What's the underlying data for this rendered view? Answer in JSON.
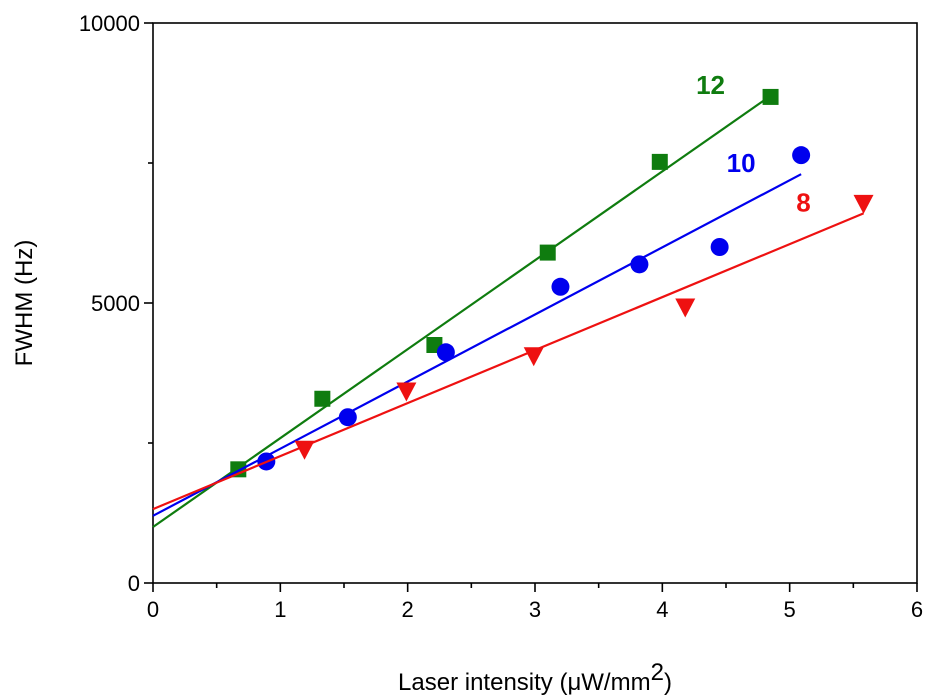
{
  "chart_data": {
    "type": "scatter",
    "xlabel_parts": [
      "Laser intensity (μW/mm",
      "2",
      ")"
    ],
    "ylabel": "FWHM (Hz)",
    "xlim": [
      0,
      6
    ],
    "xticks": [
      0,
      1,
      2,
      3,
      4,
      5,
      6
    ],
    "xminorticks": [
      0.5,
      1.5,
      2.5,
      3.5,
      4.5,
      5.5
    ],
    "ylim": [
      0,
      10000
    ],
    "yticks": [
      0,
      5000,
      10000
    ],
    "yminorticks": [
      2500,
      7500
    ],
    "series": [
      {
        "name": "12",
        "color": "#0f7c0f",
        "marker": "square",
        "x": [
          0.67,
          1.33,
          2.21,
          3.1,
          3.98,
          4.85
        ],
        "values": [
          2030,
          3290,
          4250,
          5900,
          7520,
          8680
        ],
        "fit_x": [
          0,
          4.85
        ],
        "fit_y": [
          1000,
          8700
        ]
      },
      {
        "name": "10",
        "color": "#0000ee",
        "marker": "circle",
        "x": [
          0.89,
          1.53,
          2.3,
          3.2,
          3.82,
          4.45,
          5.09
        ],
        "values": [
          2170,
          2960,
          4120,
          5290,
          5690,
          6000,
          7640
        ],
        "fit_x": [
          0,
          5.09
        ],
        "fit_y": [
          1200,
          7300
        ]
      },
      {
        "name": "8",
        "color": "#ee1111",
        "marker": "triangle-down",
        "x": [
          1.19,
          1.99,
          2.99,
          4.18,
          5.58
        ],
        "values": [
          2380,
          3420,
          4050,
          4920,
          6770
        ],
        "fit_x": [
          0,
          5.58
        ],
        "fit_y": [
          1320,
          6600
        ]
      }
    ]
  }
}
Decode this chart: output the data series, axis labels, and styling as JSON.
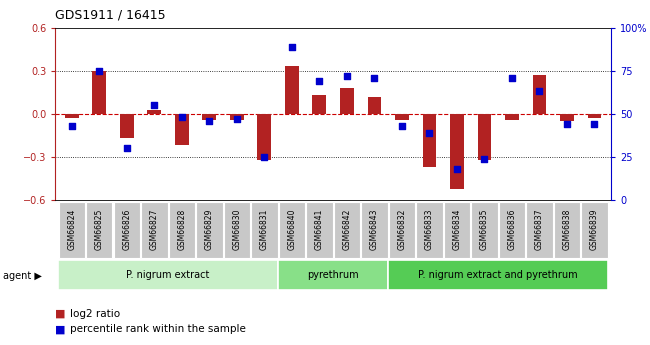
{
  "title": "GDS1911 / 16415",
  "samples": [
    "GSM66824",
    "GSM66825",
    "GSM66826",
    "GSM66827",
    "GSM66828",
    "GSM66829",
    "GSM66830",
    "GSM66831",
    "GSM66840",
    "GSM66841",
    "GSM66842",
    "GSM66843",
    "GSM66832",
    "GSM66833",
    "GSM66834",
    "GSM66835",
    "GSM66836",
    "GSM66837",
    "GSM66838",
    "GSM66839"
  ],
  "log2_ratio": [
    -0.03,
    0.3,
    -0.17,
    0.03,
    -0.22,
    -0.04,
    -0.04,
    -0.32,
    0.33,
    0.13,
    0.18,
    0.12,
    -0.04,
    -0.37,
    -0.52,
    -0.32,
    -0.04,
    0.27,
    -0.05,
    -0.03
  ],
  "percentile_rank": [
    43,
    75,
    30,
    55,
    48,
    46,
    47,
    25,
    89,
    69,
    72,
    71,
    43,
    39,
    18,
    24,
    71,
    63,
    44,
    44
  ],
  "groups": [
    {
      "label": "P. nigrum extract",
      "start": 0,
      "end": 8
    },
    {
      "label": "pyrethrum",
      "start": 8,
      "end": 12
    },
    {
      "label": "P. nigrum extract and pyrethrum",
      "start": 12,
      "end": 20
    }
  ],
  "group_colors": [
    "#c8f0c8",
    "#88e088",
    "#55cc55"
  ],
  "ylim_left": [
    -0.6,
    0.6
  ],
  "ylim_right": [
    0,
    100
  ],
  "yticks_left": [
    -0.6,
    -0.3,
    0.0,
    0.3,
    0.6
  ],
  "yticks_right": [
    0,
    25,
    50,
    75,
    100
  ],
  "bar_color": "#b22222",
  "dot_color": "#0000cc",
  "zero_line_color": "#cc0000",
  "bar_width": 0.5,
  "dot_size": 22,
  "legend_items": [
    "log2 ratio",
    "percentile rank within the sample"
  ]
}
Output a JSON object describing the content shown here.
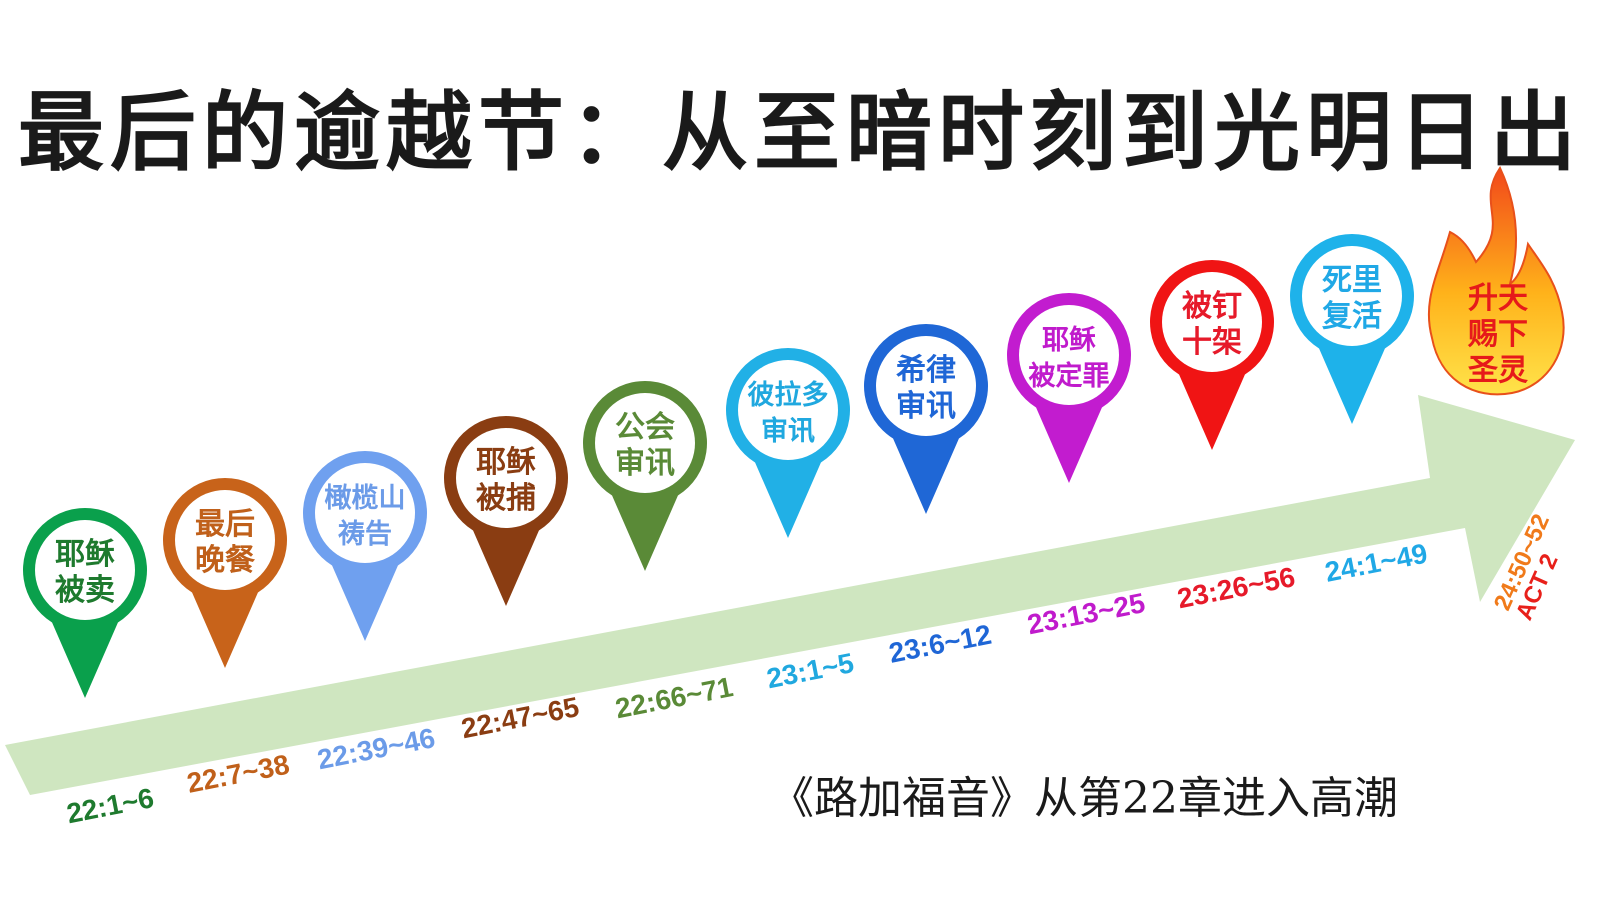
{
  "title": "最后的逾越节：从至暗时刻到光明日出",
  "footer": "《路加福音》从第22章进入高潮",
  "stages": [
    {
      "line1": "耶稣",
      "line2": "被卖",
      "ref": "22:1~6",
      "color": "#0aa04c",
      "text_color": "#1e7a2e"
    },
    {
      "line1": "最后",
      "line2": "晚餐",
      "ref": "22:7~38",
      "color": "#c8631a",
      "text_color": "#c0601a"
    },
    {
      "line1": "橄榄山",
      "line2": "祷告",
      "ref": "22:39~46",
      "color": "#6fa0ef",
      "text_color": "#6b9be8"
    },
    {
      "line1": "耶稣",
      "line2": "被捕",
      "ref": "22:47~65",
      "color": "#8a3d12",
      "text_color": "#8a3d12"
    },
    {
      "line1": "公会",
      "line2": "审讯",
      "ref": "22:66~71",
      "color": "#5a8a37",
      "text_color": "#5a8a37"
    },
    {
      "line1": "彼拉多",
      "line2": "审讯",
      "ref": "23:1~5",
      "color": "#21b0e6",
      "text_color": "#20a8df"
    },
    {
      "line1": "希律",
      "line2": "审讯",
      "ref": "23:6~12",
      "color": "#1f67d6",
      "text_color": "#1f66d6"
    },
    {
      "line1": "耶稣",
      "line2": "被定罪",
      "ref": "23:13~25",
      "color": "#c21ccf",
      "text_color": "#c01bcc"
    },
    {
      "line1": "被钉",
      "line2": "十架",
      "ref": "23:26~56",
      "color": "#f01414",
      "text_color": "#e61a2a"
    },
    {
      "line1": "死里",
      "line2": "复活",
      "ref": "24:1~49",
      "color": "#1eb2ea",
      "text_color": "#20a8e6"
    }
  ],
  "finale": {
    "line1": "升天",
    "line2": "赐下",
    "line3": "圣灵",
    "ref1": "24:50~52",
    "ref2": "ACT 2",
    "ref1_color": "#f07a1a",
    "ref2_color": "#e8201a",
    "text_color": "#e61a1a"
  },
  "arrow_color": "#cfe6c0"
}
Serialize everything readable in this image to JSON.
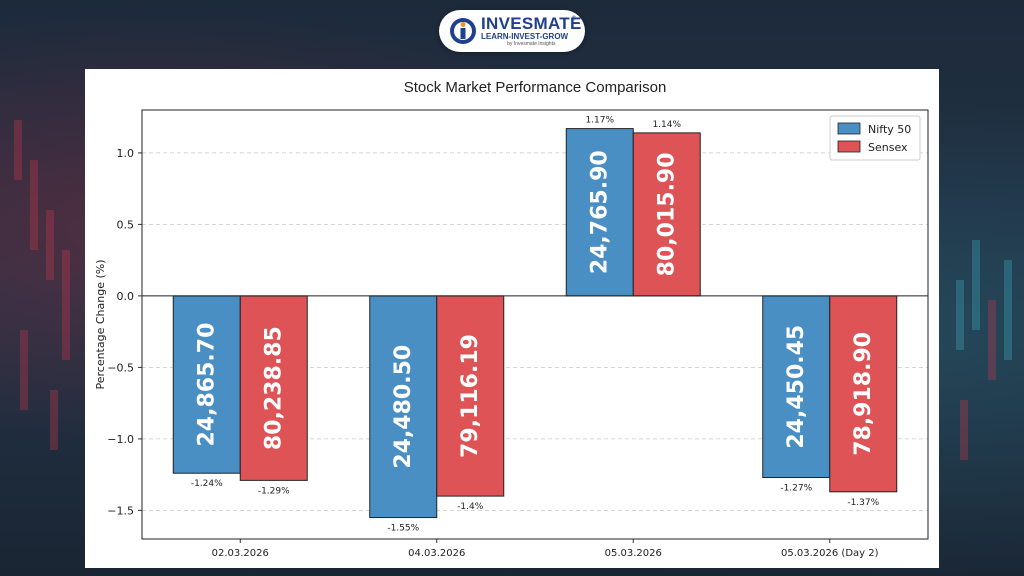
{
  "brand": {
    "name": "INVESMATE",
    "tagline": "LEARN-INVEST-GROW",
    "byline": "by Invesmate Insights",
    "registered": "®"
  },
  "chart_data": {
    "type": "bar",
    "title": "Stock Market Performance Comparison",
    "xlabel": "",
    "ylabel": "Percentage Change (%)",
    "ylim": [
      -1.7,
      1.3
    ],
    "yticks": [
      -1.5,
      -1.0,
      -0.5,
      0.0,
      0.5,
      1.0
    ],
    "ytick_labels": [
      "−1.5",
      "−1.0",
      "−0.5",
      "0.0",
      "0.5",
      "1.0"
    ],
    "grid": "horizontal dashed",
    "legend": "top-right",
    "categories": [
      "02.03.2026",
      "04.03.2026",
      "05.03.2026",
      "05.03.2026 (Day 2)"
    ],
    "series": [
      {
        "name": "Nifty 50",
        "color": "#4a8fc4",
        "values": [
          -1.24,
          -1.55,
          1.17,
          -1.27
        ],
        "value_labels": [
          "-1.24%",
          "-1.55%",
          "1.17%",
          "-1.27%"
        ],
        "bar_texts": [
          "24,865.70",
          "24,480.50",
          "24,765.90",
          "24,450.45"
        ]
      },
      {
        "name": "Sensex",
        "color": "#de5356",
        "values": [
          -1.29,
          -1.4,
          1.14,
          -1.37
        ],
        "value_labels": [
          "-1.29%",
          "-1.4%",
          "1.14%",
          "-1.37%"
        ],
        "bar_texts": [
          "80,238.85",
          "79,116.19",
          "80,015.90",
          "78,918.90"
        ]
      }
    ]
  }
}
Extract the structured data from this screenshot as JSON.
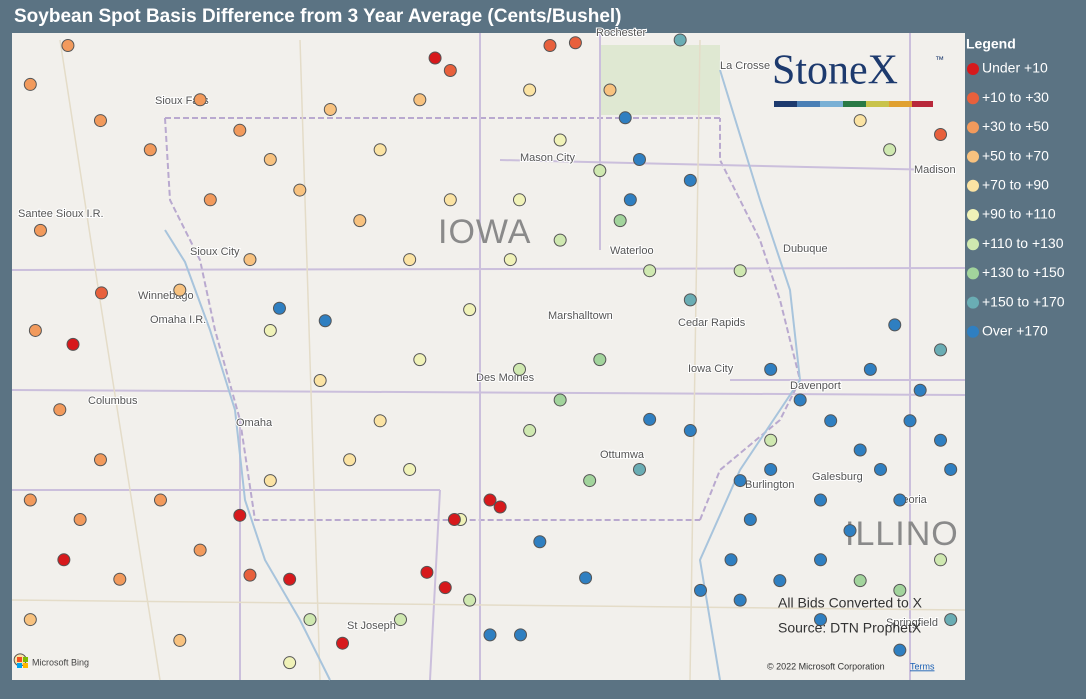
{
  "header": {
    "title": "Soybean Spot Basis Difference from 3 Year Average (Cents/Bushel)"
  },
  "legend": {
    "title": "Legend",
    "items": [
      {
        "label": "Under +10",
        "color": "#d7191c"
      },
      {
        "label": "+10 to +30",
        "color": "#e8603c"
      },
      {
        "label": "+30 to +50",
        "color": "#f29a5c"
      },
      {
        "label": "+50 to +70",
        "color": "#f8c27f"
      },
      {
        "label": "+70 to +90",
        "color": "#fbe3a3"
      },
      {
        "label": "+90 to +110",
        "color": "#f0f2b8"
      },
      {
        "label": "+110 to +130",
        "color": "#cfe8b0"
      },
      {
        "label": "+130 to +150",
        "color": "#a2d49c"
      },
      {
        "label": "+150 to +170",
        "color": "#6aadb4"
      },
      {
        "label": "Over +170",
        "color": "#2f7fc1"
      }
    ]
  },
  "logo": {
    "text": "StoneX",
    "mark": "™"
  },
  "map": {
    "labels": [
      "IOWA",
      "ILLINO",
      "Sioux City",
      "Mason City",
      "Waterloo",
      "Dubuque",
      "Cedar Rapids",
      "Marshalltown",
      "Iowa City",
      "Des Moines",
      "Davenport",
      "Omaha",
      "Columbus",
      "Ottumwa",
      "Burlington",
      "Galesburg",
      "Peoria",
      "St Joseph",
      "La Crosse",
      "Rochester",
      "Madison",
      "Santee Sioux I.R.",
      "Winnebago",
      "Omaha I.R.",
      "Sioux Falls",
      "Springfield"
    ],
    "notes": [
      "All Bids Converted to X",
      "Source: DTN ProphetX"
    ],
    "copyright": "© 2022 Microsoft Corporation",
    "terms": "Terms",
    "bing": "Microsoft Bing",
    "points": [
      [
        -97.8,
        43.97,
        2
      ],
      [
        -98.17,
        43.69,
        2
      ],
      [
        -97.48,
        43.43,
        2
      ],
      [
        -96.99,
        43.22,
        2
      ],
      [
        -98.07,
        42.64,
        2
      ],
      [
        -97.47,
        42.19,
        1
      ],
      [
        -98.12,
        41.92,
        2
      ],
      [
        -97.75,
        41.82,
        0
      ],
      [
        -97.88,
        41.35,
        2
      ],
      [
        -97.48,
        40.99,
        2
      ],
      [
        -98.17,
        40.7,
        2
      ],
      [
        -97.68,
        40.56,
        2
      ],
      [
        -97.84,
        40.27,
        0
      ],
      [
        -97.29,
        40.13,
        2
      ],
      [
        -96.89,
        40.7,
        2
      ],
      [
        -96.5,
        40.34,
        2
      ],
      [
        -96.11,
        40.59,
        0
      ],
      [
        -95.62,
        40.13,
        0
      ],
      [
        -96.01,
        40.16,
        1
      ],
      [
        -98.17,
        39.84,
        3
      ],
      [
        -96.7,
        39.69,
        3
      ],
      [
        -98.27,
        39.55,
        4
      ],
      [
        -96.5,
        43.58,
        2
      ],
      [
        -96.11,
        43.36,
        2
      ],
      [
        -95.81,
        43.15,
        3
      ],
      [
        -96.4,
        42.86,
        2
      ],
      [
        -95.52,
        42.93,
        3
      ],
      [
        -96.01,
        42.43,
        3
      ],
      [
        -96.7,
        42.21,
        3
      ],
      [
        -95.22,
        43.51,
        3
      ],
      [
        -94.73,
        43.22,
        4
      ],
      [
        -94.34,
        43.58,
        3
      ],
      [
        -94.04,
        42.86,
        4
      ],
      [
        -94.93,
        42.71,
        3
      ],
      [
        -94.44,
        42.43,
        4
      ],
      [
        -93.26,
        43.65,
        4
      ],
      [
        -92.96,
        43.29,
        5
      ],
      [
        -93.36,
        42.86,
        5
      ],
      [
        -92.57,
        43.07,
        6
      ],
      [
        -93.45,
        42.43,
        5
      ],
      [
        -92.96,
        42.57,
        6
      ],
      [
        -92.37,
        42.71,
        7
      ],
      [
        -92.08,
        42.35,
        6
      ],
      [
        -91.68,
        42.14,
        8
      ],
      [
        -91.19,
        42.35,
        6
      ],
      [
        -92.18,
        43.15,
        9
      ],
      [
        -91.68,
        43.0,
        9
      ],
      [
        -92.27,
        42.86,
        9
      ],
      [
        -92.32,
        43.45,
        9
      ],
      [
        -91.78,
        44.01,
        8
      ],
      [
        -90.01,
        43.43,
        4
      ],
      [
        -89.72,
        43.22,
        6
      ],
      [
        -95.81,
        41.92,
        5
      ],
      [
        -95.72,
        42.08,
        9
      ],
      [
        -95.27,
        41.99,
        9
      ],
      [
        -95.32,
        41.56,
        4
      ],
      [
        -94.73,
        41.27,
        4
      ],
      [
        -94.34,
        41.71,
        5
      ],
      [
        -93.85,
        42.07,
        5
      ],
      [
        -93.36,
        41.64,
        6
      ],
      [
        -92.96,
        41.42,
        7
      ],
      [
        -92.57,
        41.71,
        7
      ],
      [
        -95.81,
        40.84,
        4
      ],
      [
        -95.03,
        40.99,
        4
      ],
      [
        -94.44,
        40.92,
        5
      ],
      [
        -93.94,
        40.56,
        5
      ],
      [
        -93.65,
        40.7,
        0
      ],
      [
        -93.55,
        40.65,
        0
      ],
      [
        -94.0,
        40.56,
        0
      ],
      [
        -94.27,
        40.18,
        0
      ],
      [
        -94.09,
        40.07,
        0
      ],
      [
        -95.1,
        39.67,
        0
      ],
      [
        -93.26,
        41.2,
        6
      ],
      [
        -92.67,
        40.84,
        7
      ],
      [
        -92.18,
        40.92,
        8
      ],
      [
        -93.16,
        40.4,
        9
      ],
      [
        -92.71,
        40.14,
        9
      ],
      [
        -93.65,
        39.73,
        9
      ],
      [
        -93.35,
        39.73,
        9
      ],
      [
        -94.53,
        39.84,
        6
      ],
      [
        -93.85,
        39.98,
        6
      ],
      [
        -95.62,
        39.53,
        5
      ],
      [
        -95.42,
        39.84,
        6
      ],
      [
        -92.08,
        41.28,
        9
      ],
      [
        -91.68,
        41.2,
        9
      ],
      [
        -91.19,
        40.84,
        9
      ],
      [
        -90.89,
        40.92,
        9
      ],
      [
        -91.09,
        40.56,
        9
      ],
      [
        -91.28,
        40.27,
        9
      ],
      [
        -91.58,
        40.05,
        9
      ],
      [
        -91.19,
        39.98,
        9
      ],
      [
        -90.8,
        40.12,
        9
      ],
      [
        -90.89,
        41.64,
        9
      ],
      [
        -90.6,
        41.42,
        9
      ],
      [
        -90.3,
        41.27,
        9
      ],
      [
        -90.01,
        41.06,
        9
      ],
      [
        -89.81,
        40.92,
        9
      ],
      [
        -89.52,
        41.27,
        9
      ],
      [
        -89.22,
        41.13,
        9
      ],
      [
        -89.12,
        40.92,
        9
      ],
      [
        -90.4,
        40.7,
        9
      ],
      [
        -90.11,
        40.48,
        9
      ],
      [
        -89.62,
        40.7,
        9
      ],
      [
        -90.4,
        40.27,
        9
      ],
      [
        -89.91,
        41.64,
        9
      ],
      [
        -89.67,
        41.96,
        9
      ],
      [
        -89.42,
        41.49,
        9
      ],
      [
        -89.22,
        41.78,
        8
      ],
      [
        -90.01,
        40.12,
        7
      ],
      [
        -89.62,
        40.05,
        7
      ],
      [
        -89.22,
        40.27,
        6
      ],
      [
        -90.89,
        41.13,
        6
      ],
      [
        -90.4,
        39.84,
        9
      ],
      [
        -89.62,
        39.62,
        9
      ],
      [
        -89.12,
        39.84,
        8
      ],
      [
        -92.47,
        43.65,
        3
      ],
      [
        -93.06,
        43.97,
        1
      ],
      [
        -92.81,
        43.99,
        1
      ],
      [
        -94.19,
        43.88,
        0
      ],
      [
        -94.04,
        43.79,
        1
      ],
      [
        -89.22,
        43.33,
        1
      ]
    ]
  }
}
○ ○ ○ ○ ○
What you are asked to do: Check each line of the records above for the string "this", and report every line that has it.

Solution to the problem:
What's the underlying data for this rendered view? Answer in JSON.
Decode this chart: output the data series, axis labels, and styling as JSON.
Serialize everything readable in this image to JSON.
Extract the structured data from this screenshot as JSON.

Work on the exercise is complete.